Brief:
Below are some records. Copy every line in them that holds "país".

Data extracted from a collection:
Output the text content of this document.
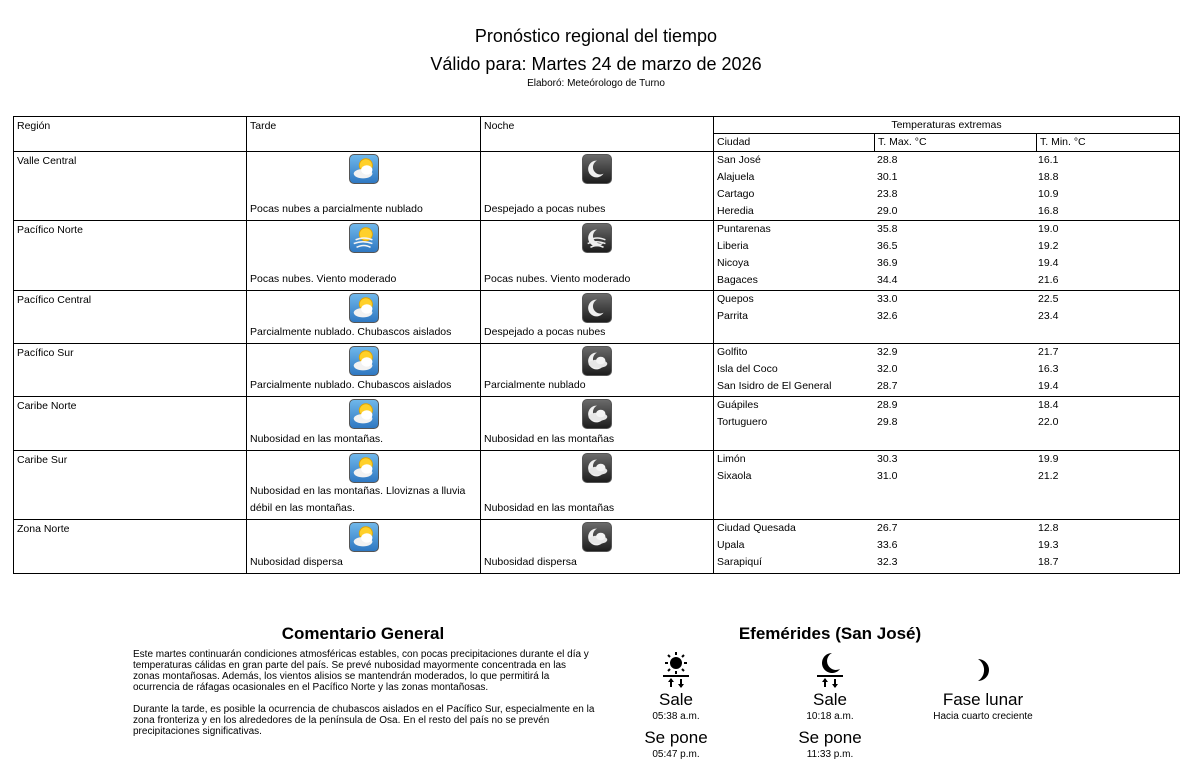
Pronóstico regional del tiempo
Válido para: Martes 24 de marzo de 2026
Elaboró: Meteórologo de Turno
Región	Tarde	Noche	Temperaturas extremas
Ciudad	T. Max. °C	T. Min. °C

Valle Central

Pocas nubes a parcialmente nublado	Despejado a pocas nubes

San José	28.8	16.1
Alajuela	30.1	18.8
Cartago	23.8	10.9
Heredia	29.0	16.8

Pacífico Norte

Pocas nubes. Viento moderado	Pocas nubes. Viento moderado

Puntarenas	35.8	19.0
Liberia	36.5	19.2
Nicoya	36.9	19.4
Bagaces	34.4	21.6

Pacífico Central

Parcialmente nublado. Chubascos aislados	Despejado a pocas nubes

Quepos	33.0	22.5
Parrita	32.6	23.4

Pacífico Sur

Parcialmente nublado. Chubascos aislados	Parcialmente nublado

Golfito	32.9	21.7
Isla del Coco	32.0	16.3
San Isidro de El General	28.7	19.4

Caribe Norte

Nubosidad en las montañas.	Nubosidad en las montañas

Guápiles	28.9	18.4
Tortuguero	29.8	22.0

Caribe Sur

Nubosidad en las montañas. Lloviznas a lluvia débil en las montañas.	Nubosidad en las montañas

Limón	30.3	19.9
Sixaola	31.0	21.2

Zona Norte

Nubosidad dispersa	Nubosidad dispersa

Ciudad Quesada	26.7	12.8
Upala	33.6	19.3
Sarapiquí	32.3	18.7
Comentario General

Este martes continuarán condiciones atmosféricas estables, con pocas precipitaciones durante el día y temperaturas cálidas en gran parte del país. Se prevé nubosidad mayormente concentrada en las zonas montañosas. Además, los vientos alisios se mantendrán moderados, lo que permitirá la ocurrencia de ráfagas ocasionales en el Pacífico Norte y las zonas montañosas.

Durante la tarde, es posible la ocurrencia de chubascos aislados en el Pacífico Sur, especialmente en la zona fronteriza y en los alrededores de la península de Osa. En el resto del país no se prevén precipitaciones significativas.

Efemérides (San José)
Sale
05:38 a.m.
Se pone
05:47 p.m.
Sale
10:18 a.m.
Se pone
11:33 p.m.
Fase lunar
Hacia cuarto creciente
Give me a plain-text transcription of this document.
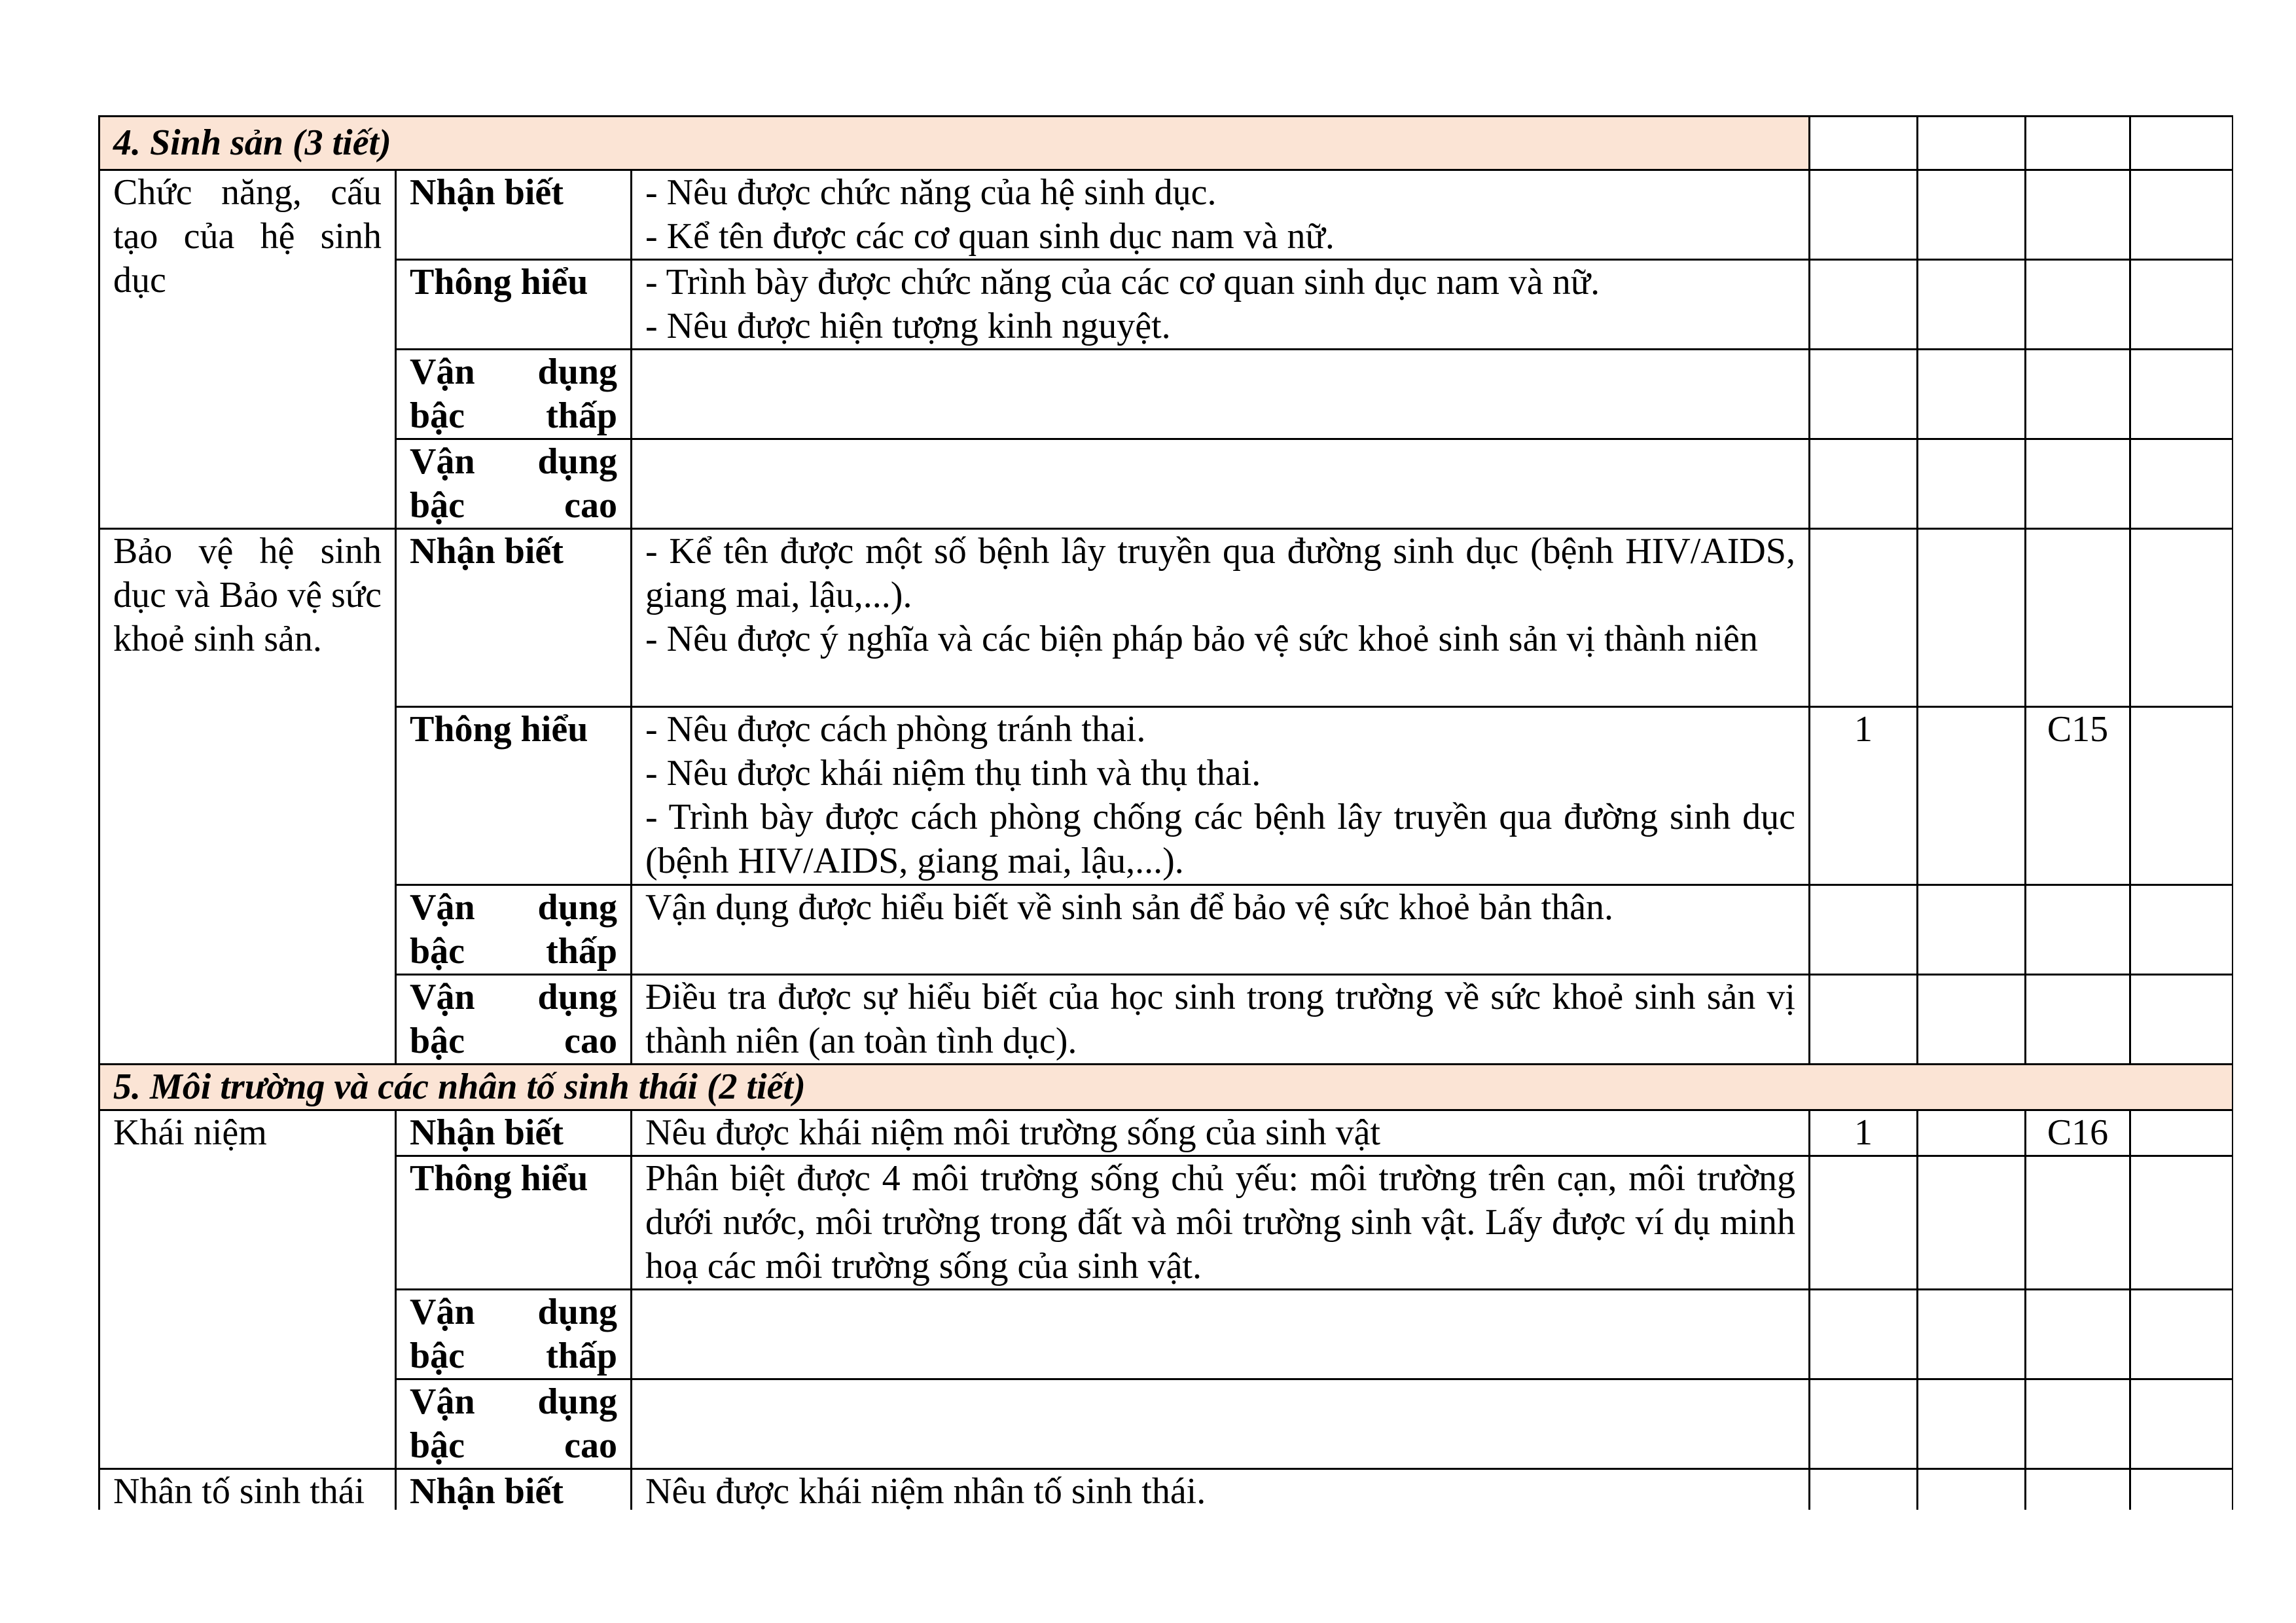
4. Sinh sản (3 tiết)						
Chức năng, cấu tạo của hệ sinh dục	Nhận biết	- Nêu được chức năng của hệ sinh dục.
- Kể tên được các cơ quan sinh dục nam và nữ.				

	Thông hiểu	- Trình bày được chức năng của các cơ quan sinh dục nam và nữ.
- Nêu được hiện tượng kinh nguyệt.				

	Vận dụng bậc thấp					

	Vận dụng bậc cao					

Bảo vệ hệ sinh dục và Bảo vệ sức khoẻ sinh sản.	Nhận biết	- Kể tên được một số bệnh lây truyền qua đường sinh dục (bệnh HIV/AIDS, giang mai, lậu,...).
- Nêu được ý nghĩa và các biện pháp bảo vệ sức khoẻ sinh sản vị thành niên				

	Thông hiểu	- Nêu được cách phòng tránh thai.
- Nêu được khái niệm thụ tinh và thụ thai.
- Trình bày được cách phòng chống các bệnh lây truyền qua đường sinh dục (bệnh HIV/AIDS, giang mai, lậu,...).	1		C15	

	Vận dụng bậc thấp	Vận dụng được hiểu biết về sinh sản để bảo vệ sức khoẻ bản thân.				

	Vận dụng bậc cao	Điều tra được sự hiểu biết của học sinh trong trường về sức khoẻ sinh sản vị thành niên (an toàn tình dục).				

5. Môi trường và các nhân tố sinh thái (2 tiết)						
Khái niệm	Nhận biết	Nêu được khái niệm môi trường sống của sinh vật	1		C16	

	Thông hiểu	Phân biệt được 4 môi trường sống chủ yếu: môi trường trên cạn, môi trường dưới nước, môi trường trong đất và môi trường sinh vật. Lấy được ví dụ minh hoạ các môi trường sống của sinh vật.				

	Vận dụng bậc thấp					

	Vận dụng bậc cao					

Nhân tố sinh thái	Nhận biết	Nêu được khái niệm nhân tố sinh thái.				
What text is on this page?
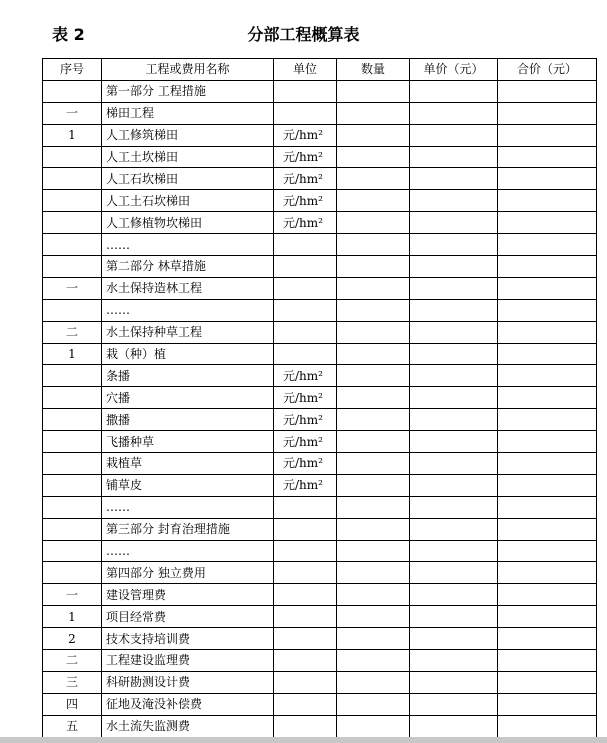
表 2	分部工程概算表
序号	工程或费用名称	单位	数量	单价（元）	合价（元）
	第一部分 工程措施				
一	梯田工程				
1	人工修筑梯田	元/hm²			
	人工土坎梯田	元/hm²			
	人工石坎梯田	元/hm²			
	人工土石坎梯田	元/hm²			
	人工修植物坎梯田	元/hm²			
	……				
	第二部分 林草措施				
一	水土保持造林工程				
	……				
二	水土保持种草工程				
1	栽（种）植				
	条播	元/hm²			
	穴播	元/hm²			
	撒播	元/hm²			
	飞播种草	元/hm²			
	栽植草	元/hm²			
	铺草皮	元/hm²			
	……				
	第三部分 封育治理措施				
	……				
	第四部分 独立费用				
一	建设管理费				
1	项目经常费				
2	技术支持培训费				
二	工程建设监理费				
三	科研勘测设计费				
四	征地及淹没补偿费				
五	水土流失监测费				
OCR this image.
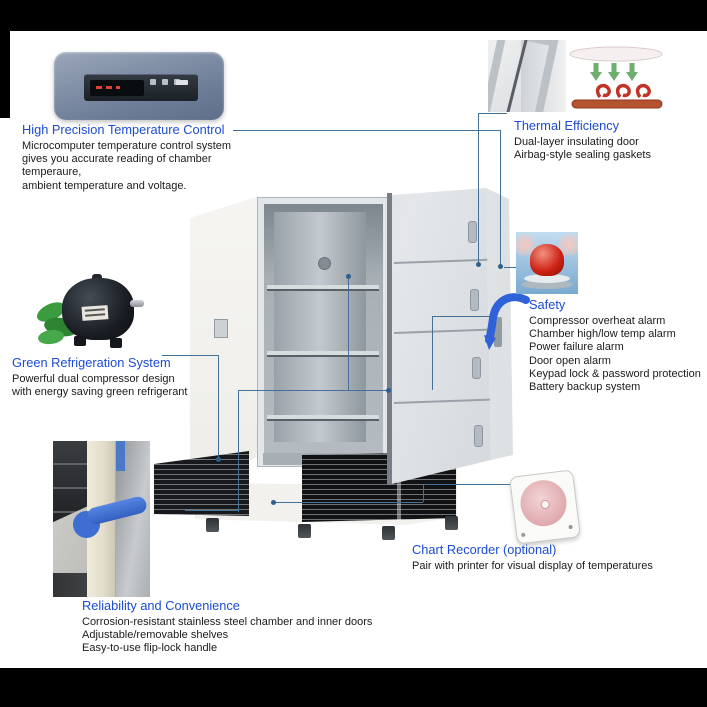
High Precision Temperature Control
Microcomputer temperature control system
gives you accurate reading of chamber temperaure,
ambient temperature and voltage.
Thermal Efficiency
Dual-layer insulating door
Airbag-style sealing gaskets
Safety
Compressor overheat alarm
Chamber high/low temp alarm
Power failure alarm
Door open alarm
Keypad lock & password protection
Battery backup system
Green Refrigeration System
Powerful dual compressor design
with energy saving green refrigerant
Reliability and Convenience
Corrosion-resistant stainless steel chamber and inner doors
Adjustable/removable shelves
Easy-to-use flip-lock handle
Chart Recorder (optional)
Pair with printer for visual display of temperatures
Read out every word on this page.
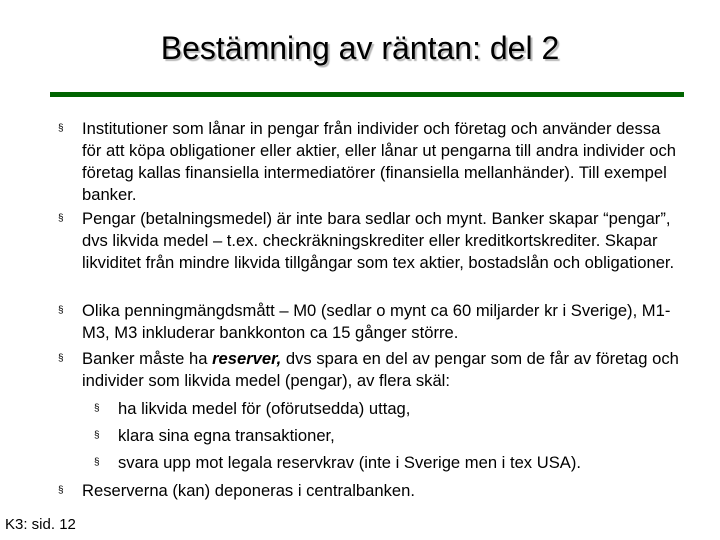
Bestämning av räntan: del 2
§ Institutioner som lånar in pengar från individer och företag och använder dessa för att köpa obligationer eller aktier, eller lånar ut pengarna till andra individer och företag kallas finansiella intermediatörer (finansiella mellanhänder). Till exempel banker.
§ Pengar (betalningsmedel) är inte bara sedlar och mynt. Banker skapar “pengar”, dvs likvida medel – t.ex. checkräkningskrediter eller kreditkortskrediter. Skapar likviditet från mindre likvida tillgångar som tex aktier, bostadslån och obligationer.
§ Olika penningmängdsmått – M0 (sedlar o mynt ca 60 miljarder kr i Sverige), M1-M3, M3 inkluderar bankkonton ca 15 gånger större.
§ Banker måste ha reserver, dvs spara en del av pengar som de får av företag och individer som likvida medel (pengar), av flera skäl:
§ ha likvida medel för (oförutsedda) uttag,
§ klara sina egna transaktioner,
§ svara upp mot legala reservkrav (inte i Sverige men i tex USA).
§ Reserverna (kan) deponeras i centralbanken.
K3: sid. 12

Full solution:
Este martes continuarán condiciones atmosféricas estables, con pocas precipitaciones durante el día y temperaturas cálidas en gran parte del país. Se prevé nubosidad mayormente concentrada en las zonas montañosas. Además, los vientos alisios se mantendrán moderados, lo que permitirá la ocurrencia de ráfagas ocasionales en el Pacífico Norte y las zonas montañosas.
Durante la tarde, es posible la ocurrencia de chubascos aislados en el Pacífico Sur, especialmente en la zona fronteriza y en los alrededores de la península de Osa. En el resto del país no se prevén precipitaciones significativas.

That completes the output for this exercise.